▶ [TASK PROMPT]:
Print every entry, word for word, and skip the images.

▶ [SUPPLIED DATA]:
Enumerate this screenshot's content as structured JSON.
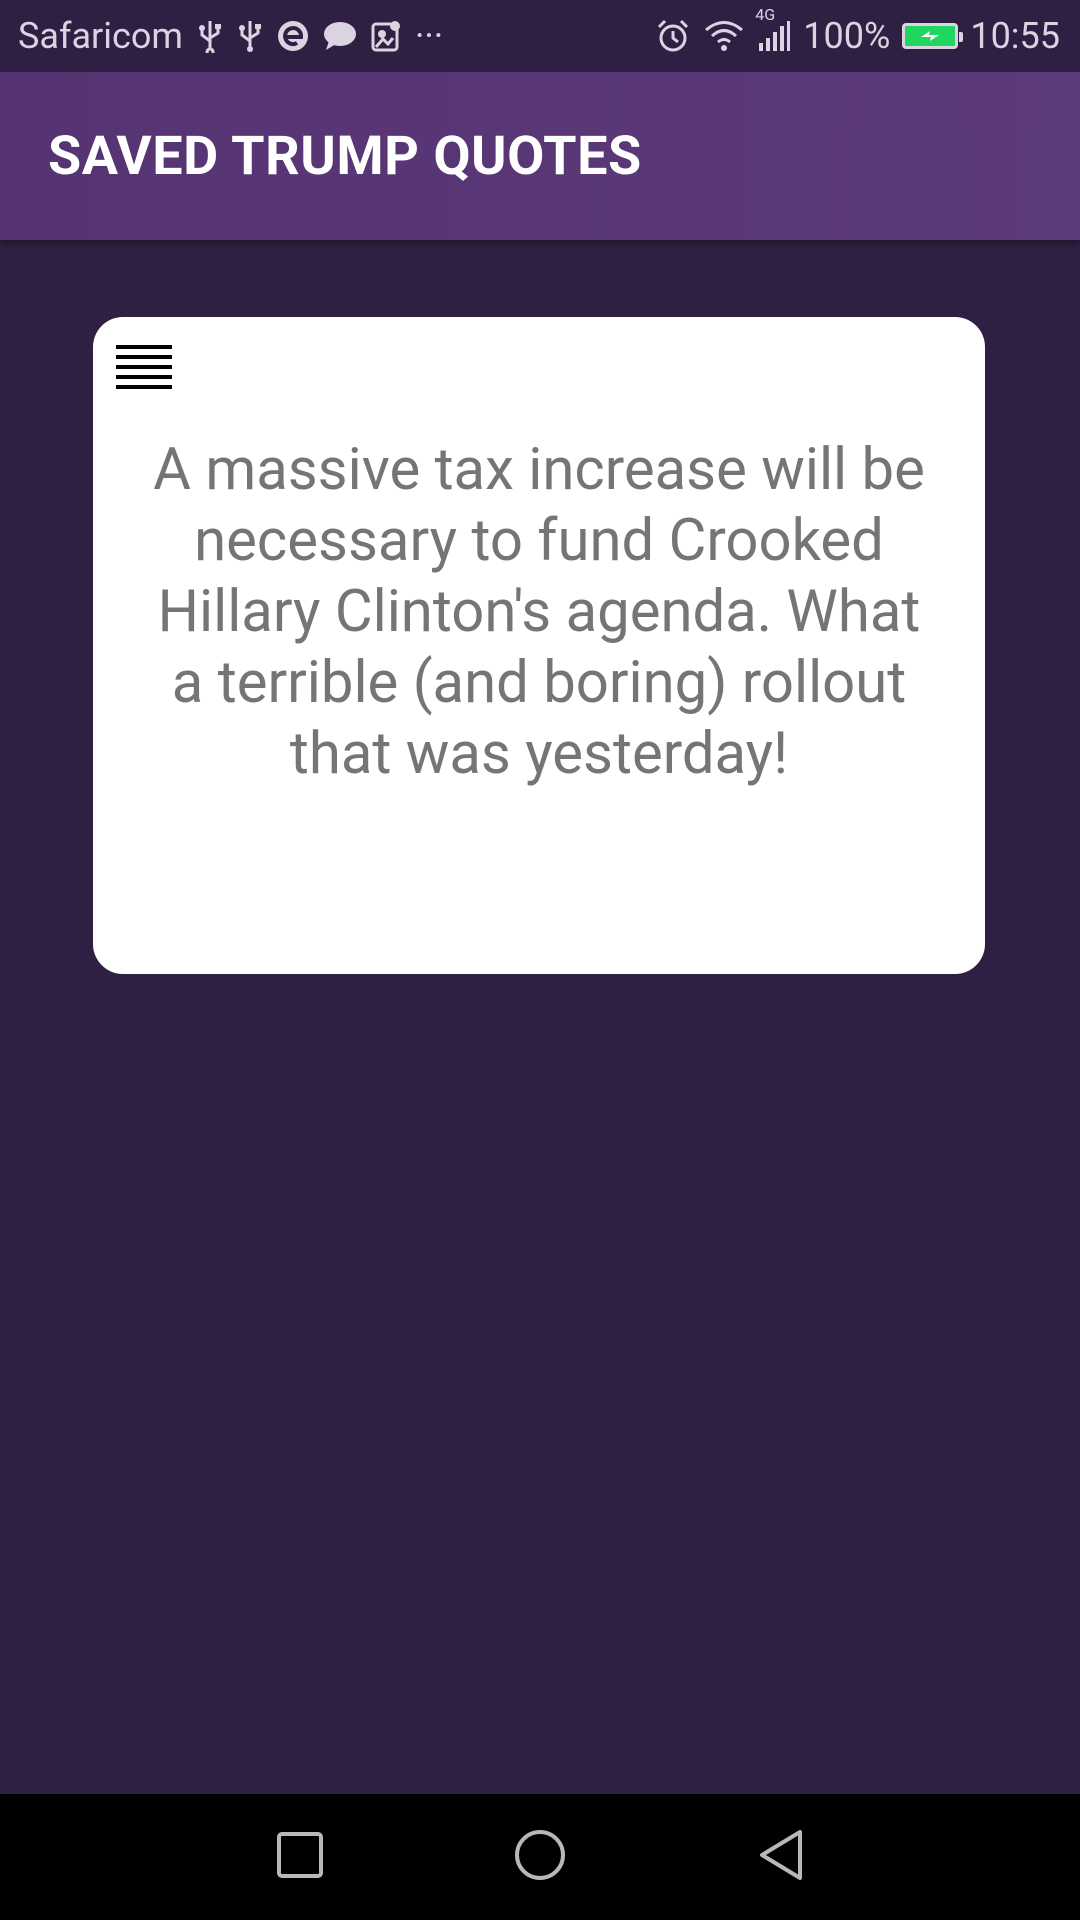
{
  "status_bar": {
    "carrier": "Safaricom",
    "left_icons": [
      "usb-icon",
      "usb-icon",
      "browser-icon",
      "chat-icon",
      "gallery-icon",
      "more-icon"
    ],
    "more": "···",
    "right_icons": [
      "alarm-icon",
      "wifi-icon",
      "signal-icon",
      "battery-icon"
    ],
    "network_type": "4G",
    "battery_percent": "100%",
    "time": "10:55",
    "battery_color": "#1fd65f"
  },
  "app_bar": {
    "title": "SAVED TRUMP QUOTES",
    "color": "#5a377a"
  },
  "quote_card": {
    "menu_icon": "hamburger-menu-icon",
    "text": "A massive tax increase will be necessary to fund Crooked Hillary Clinton's agenda. What a terrible (and boring) rollout that was yesterday!"
  },
  "nav_bar": {
    "buttons": [
      "recents-square-icon",
      "home-circle-icon",
      "back-triangle-icon"
    ]
  },
  "colors": {
    "background": "#2f2043",
    "card": "#ffffff",
    "quote_text": "#757575"
  }
}
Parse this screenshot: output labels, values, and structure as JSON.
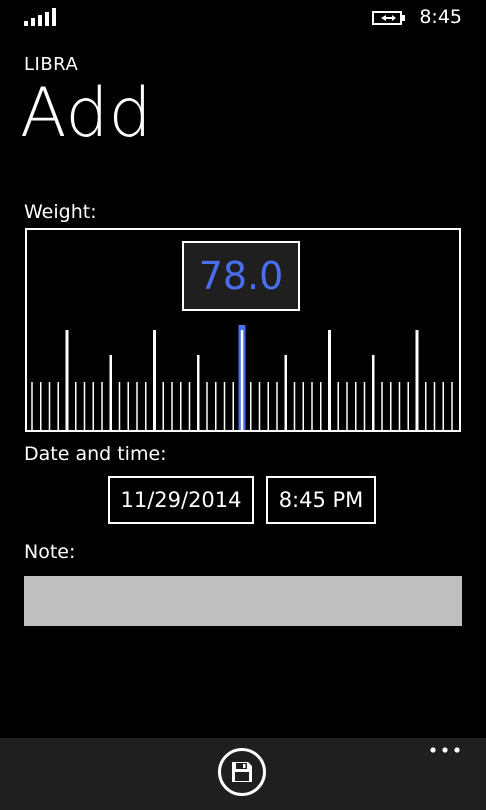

▶ [CORRECT RESPONSE]:
Enumerate this screenshot's content as structured JSON.
{
  "status_bar": {
    "carrier": "Safaricom",
    "left_icons": [
      "usb-icon",
      "usb-icon",
      "browser-icon",
      "chat-icon",
      "gallery-icon",
      "more-icon"
    ],
    "more": "···",
    "right_icons": [
      "alarm-icon",
      "wifi-icon",
      "signal-icon",
      "battery-icon"
    ],
    "network_type": "4G",
    "battery_percent": "100%",
    "time": "10:55",
    "battery_color": "#1fd65f"
  },
  "app_bar": {
    "title": "SAVED TRUMP QUOTES",
    "color": "#5a377a"
  },
  "quote_card": {
    "menu_icon": "hamburger-menu-icon",
    "text": "A massive tax increase will be necessary to fund Crooked Hillary Clinton's agenda. What a terrible (and boring) rollout that was yesterday!"
  },
  "nav_bar": {
    "buttons": [
      "recents-square-icon",
      "home-circle-icon",
      "back-triangle-icon"
    ]
  },
  "colors": {
    "background": "#2f2043",
    "card": "#ffffff",
    "quote_text": "#757575"
  }
}
Parse this screenshot: output labels, values, and structure as JSON.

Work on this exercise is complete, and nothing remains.